- _任务要求_:
根据选文回答：
(a) 诱导破骨细胞时所用RANKL的浓度是多少？
(b) 破骨细胞与TNF-α及TNF-α抗体共培养了多长时间？
(c) Western-blot检测中，TNF-α干预组与对照组V-ATP酶蛋白表达量比较的P值是多少？

接種24 h后，細胞開始逐漸貼壁，體積較小，均勻一致。在50ng/mL的RANKL的誘導下，6天后可見很多體積較大的多核細胞，呈圓形、梭形或不規則形狀。TRAP染色呈陽性(圖1)，細胞內含有多個細胞核，細胞質內可見大小不等的空泡。

圖1 倒置相差顯微鏡下破骨細胞TRAP染色× 40Fig.1 Inverted phase contrast microscopic appearance of some typical rat osteoclast cells stained with TRAP (×40)

2.2 real-time PCR檢測V-ATP酶mRNA的表達

破骨細胞分別與TNF-α及TNF-α抗體經過48 h共培養后，對照組、不同濃度TNF-α干預組及不同濃度TNF-α抗體干預組V-ATP酶的mRNA相對表達量見圖2、圖3。低、中、高濃度TNF-α干預組V-ATP酶的mRNA 表達量顯著高于對照組(P<0.000 1)；低、中、高濃度TNF-α抗體干預組V-ATP酶的mRNA表達量顯著低于對照組(P<0.000 1)。該結果提示TNF-α能夠顯著提高V-ATP酶的mRNA表達；TNF-α抗體能夠顯著降低V-ATP酶的mRNA表達。

圖2 不同濃度TNF-α對V-ATP酶mRNA表達量的影響 (***P<0.000 1)Fig.2 Effect of different concentrations of TNF-alpha on the mRNA expression of V-ATPase

圖3 不同濃度TNF-α抗體對V-ATP酶mRNA表達量的影響 (***P<0.000 1)Fig.3 Effect of different concentrations of TNF-alpha antibody on the mRNA expression of V-ATPase

2.3 Western-blot檢測V-ATP酶蛋白的表達

破骨細胞分別與TNF-α及TNF-α抗體經過48 h共培養后，對照組、不同濃度TNF-α干預組及不同濃度TNF-α抗體干預組V-ATP酶的蛋白表達見圖4、圖5。TNF-α干預組V-ATP酶蛋白表達量明顯高于對照組(P<0.05)；TNF-α抗體干預組V-ATP酶的蛋白表達量明顯低于對照組(P<0.05)。該結果提示TNF-α能夠顯著提高V-ATP酶的蛋白表達；TNF-α抗體能夠顯著抑制V-ATP酶的蛋白表達。

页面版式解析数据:
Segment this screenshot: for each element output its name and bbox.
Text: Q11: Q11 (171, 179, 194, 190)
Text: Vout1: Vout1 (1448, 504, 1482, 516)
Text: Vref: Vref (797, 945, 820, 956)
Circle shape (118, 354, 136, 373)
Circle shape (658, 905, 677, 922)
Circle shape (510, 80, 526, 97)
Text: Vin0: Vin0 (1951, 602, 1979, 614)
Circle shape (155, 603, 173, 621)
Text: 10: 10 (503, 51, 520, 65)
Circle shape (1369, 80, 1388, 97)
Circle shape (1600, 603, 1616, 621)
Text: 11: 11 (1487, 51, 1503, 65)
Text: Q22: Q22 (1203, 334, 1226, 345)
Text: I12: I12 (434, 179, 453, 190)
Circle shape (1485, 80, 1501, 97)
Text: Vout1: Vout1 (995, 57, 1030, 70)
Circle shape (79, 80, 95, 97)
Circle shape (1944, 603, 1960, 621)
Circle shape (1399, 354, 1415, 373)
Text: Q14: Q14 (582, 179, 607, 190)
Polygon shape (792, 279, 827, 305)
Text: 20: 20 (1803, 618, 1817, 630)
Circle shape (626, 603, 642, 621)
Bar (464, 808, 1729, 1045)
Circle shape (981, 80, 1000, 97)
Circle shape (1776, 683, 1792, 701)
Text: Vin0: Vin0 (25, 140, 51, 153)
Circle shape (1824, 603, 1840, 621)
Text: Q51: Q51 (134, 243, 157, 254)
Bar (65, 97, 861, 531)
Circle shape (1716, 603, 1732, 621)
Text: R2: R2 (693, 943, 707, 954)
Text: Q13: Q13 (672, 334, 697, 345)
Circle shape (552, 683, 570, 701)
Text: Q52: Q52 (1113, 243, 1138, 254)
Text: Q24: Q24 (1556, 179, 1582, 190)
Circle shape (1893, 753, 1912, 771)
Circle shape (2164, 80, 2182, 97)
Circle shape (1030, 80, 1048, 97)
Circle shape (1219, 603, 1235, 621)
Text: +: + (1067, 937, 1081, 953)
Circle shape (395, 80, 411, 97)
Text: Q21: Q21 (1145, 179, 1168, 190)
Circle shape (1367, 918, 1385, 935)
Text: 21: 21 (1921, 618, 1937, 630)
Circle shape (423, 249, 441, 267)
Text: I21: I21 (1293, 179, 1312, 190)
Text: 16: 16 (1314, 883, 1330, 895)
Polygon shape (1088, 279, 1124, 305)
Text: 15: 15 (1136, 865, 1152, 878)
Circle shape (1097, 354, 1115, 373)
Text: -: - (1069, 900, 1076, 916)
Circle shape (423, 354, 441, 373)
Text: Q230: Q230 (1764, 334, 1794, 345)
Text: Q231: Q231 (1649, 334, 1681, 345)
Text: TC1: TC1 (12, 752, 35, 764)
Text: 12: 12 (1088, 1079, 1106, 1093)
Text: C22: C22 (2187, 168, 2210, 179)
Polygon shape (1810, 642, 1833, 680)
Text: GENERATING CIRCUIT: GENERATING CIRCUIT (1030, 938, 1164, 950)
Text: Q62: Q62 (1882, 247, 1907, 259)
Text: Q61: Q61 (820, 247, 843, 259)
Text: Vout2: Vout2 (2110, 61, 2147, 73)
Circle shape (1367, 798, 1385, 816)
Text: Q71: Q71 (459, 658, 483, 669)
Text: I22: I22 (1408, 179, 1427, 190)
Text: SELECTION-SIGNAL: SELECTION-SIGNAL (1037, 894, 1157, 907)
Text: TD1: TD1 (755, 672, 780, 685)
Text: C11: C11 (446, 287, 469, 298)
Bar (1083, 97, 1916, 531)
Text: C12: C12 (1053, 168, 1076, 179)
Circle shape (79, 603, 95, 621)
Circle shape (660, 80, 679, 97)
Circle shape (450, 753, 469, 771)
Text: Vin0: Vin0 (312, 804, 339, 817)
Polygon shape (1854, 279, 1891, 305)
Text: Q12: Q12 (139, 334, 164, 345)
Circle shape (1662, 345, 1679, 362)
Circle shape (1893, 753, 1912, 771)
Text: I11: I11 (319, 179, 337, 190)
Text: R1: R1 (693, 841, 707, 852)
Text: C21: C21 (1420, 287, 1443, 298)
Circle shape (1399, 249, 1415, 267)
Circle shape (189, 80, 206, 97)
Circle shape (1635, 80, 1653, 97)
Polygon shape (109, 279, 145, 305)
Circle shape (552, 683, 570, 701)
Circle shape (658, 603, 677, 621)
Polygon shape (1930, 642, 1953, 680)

- _书面作答_:
(a) 50 ng/mL。
(b) 48 h。
(c) P<0.05。